■ **Directions for this task**:
Restate the complete material exactly.

■ **Task material**:
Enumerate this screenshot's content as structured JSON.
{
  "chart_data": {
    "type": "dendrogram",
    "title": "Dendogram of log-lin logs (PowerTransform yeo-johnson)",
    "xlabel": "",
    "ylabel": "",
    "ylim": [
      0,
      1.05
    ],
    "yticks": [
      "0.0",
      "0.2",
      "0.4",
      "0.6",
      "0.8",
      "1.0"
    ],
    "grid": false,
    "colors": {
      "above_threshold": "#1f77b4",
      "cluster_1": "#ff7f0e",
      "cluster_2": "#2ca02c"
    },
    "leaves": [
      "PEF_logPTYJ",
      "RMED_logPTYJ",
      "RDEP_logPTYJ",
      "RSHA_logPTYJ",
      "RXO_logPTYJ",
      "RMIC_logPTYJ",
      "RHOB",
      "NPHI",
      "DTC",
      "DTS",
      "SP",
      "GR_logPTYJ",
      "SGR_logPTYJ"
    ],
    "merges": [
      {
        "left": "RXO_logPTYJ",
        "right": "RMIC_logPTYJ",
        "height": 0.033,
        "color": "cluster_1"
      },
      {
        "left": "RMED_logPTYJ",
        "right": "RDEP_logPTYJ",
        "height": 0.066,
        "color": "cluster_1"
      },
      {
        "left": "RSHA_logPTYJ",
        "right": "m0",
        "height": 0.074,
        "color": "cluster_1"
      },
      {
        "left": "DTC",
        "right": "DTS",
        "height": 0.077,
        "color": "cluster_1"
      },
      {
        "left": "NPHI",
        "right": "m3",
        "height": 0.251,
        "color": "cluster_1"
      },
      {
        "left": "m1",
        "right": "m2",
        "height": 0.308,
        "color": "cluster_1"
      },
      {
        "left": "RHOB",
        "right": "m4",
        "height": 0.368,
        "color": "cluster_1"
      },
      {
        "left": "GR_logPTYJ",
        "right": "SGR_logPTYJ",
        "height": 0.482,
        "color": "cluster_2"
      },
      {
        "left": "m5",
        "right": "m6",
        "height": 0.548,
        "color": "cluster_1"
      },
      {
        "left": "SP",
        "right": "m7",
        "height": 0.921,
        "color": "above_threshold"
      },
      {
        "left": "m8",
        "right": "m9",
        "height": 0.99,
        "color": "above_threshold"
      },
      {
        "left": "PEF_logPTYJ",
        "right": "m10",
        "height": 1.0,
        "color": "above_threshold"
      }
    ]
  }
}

■ **Solution for this problem**:
Enumerate this screenshot's content as structured JSON.
{
  "chart_data": {
    "type": "dendrogram",
    "title": "Dendogram of log-lin logs (PowerTransform yeo-johnson)",
    "xlabel": "",
    "ylabel": "",
    "ylim": [
      0,
      1.05
    ],
    "yticks": [
      "0.0",
      "0.2",
      "0.4",
      "0.6",
      "0.8",
      "1.0"
    ],
    "grid": false,
    "colors": {
      "above_threshold": "#1f77b4",
      "cluster_1": "#ff7f0e",
      "cluster_2": "#2ca02c"
    },
    "leaves": [
      "PEF_logPTYJ",
      "RMED_logPTYJ",
      "RDEP_logPTYJ",
      "RSHA_logPTYJ",
      "RXO_logPTYJ",
      "RMIC_logPTYJ",
      "RHOB",
      "NPHI",
      "DTC",
      "DTS",
      "SP",
      "GR_logPTYJ",
      "SGR_logPTYJ"
    ],
    "merges": [
      {
        "left": "RXO_logPTYJ",
        "right": "RMIC_logPTYJ",
        "height": 0.033,
        "color": "cluster_1"
      },
      {
        "left": "RMED_logPTYJ",
        "right": "RDEP_logPTYJ",
        "height": 0.066,
        "color": "cluster_1"
      },
      {
        "left": "RSHA_logPTYJ",
        "right": "m0",
        "height": 0.074,
        "color": "cluster_1"
      },
      {
        "left": "DTC",
        "right": "DTS",
        "height": 0.077,
        "color": "cluster_1"
      },
      {
        "left": "NPHI",
        "right": "m3",
        "height": 0.251,
        "color": "cluster_1"
      },
      {
        "left": "m1",
        "right": "m2",
        "height": 0.308,
        "color": "cluster_1"
      },
      {
        "left": "RHOB",
        "right": "m4",
        "height": 0.368,
        "color": "cluster_1"
      },
      {
        "left": "GR_logPTYJ",
        "right": "SGR_logPTYJ",
        "height": 0.482,
        "color": "cluster_2"
      },
      {
        "left": "m5",
        "right": "m6",
        "height": 0.548,
        "color": "cluster_1"
      },
      {
        "left": "SP",
        "right": "m7",
        "height": 0.921,
        "color": "above_threshold"
      },
      {
        "left": "m8",
        "right": "m9",
        "height": 0.99,
        "color": "above_threshold"
      },
      {
        "left": "PEF_logPTYJ",
        "right": "m10",
        "height": 1.0,
        "color": "above_threshold"
      }
    ]
  }
}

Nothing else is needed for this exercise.